__Document excerpt__:
····················

TC003 - As a platform engineer, I want to configure security measures, such as SSL/TLS certificate s and secure network configurations, to protect the web app and its data from unauthorized access.
| Test Case description | Security configuration for Tukko |
| Test Case ID | TC003 |
| Autohor/Designer | Iiro Peuhkuri |
| Date of creation | 25.3.2024 |
| Class | Functional/Security |
Test description / objective
This test case verifies the correct implementation of SSL/TLS certificates and secure network configurations for the web application.
Links to requirements or other sources
Test pre-state
Application is running without certificates and secure network configurations.
Test steps
- Verify that the certificate is issued by a trusted Certificate Authority (CA).
- Verify that the certificate covers the correct domain name(s).
- Configure the server to enforce HTTPS redirects (HTTP traffic redirects to HTTPS).
Test end-state
- The web application is accessible only over HTTPS connections.
- Security testing tools confirm strong SSL/TLS implementation.
- Network scans reflect proper network configuration and access restrictions.
To be taken into account during test
- Test with a variety of web browsers to ensure compatibility.
- Consider using automated testing tools for certificate and configuration validation.
- Document all configurations and changes for future reference.
Test result (Pass/Fail Criteria)
PASS: * The web app enforces HTTPS. * SSL/TLS certificate is valid and trusted. * Strong cipher suites are used, outdated protocols are disabled. * Network configurations meet security standards and restrict unnecessary access.
FAIL: * HTTP access is still possible. * Certificate has errors, is untrusted, or is expired. * Weak cipher suites are in use. * Network security controls are inadequate.

····················

[Records from a dataset]
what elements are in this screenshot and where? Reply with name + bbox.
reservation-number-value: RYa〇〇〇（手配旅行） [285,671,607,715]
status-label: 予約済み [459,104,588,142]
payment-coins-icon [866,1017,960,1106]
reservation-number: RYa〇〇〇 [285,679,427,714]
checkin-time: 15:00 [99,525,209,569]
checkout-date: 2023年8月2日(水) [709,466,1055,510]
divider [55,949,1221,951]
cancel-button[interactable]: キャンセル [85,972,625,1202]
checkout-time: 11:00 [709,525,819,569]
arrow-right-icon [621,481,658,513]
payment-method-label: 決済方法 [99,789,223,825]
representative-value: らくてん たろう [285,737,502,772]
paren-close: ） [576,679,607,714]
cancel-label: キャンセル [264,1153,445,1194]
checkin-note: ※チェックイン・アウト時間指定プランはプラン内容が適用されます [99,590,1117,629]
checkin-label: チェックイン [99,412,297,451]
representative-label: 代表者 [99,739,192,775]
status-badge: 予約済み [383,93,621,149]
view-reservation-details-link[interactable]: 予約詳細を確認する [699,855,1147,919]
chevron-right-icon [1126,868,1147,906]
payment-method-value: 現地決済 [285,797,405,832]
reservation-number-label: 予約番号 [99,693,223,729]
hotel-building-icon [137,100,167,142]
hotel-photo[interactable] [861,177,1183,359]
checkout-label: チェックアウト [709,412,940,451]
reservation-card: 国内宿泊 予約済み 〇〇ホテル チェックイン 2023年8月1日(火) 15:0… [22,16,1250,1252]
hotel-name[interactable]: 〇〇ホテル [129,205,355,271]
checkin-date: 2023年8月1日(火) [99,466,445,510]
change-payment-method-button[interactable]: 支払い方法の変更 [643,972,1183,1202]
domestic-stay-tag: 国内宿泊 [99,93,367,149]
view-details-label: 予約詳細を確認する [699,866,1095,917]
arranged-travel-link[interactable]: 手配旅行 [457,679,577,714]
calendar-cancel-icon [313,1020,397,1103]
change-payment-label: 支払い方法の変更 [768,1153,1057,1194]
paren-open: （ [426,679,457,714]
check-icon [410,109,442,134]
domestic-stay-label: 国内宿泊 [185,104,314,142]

····················

__Task 1__: In the Tukko security test case, what state is the application in before the test starts?
__Task 2__: Please quote the stretch of the Tukko security test case from "- Verify that the certificate covers" through "and access restrictions.".
You won't need any of the data.

__Exercise result 1__: It is running without certificates and secure network configurations.

__Exercise result 2__:
- Verify that the certificate covers the correct domain name(s).
- Configure the server to enforce HTTPS redirects (HTTP traffic redirects to HTTPS).
Test end-state
- The web application is accessible only over HTTPS connections.
- Security testing tools confirm strong SSL/TLS implementation.
- Network scans reflect proper network configuration and access restrictions.